## Your objective
This exercise calls for every line of the data below with the string "patients" in it.

--------------------------------

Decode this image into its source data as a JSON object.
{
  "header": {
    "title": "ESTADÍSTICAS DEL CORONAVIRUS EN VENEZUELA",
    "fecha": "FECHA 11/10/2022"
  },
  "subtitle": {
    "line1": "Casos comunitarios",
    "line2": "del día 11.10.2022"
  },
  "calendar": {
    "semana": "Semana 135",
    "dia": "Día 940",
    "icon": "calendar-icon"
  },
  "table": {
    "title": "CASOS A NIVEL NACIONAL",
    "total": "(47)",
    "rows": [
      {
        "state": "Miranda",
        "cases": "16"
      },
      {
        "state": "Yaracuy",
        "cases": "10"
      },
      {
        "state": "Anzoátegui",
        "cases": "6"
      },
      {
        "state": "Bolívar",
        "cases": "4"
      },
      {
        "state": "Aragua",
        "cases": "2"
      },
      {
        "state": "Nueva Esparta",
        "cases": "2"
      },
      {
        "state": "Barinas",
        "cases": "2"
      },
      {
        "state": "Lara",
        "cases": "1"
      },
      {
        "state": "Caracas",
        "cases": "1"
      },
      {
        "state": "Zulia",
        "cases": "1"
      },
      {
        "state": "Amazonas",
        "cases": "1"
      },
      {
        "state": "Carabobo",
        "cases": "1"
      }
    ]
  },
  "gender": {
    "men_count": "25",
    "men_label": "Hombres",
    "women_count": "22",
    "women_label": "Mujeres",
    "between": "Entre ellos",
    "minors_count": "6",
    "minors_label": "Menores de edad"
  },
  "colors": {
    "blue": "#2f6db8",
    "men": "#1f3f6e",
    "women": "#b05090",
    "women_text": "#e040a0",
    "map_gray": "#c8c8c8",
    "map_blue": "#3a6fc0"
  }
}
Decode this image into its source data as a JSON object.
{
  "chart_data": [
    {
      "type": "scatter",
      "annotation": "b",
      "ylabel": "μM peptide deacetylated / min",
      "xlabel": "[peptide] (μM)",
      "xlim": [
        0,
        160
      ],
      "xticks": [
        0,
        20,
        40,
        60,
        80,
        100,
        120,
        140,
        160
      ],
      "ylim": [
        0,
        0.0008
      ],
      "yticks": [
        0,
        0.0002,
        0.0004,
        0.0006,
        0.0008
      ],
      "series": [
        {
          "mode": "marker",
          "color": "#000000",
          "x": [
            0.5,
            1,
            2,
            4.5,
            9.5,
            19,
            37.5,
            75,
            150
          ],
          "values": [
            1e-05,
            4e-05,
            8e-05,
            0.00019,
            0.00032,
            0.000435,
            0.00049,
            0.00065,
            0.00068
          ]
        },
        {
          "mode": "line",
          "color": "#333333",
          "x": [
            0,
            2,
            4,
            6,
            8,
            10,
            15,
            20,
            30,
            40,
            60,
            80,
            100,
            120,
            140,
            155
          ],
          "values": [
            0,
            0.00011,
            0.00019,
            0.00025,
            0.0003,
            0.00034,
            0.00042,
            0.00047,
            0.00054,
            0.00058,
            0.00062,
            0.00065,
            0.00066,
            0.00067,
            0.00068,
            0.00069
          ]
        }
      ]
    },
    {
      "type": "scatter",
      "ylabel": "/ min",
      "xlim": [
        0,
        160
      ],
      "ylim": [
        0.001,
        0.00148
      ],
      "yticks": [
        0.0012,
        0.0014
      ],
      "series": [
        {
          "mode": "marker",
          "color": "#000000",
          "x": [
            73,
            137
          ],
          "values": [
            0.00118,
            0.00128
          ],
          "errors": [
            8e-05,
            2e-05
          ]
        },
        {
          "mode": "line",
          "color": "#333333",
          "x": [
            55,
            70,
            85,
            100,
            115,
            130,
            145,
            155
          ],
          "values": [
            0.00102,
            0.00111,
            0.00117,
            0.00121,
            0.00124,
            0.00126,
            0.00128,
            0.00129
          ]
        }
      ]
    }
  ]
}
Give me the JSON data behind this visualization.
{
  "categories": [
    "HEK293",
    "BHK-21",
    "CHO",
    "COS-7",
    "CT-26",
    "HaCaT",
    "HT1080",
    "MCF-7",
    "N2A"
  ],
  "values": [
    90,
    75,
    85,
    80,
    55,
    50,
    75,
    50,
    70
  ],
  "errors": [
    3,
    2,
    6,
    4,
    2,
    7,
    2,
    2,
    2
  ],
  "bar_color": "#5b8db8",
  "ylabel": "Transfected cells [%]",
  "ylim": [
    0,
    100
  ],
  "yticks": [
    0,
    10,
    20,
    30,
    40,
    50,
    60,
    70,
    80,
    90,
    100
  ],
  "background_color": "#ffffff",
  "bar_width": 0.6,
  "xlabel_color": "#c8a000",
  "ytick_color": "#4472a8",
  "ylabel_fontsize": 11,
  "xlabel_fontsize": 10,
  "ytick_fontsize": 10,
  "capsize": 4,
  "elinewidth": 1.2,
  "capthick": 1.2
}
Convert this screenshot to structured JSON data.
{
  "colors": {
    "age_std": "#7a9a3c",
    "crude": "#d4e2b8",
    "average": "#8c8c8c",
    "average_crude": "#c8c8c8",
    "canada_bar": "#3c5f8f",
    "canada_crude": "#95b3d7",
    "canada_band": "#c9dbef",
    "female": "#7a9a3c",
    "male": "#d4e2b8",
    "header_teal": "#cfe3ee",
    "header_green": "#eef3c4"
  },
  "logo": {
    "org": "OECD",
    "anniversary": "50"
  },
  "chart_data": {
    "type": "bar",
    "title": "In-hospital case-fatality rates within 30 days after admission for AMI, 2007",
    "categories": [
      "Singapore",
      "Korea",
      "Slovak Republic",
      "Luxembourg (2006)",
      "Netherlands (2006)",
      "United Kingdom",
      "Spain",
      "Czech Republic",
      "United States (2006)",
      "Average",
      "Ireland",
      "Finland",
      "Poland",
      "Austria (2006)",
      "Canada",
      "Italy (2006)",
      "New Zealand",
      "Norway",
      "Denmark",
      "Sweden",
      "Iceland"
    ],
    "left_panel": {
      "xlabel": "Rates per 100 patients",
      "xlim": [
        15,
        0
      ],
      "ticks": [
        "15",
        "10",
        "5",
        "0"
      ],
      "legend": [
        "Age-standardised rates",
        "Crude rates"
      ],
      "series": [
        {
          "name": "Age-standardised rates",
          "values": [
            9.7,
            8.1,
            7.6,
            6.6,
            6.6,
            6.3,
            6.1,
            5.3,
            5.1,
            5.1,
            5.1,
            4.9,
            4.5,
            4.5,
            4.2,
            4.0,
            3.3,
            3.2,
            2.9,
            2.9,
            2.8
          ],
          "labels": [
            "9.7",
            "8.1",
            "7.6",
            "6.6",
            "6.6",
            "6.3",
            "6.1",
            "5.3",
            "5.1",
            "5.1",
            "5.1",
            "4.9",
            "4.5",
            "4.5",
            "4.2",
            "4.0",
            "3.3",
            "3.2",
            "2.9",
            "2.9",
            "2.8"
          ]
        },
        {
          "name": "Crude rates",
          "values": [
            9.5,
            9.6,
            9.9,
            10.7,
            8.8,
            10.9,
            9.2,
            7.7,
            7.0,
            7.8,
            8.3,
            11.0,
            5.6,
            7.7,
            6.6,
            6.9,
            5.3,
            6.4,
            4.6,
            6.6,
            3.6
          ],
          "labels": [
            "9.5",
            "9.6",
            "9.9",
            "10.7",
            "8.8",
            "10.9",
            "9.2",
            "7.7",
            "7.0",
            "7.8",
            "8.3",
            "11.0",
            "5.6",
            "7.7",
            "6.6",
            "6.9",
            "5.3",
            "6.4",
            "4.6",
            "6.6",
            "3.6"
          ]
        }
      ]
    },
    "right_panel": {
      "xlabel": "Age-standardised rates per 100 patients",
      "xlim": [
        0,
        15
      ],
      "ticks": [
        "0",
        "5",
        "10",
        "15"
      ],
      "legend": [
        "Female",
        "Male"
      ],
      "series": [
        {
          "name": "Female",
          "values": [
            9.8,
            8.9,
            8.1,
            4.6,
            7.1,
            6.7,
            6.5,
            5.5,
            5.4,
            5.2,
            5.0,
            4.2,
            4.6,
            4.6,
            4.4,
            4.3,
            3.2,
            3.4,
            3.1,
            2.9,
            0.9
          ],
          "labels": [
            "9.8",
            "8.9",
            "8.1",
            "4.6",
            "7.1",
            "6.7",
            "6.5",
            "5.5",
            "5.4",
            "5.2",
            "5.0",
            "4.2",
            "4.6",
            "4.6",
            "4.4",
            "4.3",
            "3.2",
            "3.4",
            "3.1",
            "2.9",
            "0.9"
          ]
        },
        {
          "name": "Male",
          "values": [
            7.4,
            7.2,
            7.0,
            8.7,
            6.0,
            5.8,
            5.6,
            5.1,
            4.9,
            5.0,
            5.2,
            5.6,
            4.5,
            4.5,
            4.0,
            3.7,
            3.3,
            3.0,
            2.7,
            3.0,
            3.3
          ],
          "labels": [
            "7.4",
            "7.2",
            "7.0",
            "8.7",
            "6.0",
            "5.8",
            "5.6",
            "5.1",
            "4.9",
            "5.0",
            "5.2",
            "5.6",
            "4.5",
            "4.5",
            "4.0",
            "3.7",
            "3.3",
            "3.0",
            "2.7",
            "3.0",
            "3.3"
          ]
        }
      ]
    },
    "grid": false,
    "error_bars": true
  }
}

--------------------------------

## Task answer
      "xlabel": "Rates per 100 patients",
      "xlabel": "Age-standardised rates per 100 patients",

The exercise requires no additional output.